What to do: Locate and copy each line in the data that contains the word "ECMWF".
* * * * * * *
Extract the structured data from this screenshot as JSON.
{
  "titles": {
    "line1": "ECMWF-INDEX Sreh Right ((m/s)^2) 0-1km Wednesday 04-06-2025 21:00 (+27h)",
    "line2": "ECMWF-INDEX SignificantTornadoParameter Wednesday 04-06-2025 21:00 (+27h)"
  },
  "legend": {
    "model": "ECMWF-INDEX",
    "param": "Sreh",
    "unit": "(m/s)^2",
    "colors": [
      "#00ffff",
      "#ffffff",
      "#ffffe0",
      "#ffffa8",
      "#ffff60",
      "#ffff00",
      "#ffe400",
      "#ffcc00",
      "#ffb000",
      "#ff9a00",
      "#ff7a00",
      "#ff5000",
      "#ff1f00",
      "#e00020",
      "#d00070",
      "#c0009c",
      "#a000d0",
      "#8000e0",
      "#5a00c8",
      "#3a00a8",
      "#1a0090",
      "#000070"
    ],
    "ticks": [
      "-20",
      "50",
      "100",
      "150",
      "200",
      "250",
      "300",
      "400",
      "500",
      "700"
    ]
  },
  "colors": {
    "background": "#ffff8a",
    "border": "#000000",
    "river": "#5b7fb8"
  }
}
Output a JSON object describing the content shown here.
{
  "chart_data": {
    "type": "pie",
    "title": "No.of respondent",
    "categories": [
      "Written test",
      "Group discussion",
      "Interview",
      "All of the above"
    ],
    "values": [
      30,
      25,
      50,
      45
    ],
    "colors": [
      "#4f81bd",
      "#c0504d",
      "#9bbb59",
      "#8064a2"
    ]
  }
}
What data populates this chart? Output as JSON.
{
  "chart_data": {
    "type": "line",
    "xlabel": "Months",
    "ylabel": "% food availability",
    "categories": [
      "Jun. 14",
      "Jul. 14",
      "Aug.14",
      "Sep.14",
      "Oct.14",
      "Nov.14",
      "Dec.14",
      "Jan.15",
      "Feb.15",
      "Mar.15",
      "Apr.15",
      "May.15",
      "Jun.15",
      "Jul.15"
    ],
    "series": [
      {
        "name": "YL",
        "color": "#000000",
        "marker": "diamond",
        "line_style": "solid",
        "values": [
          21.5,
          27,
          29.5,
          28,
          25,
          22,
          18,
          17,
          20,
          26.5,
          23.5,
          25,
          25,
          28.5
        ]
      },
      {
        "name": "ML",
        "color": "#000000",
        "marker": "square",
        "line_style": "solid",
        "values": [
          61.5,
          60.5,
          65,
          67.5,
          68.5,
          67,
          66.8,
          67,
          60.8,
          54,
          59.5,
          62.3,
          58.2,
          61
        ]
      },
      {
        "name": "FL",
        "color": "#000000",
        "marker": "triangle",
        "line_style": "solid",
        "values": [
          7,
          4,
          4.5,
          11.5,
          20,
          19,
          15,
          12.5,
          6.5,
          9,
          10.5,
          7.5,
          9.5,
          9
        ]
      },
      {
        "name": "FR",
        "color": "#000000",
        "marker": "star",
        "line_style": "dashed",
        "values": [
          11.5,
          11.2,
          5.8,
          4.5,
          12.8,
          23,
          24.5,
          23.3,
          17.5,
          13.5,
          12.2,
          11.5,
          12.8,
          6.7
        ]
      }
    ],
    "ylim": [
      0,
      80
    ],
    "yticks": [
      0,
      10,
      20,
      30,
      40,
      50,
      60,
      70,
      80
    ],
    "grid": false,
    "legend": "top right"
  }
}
* * * * * * *
Written response:
    "line1": "ECMWF-INDEX Sreh Right ((m/s)^2) 0-1km Wednesday 04-06-2025 21:00 (+27h)",
    "line2": "ECMWF-INDEX SignificantTornadoParameter Wednesday 04-06-2025 21:00 (+27h)"
    "model": "ECMWF-INDEX",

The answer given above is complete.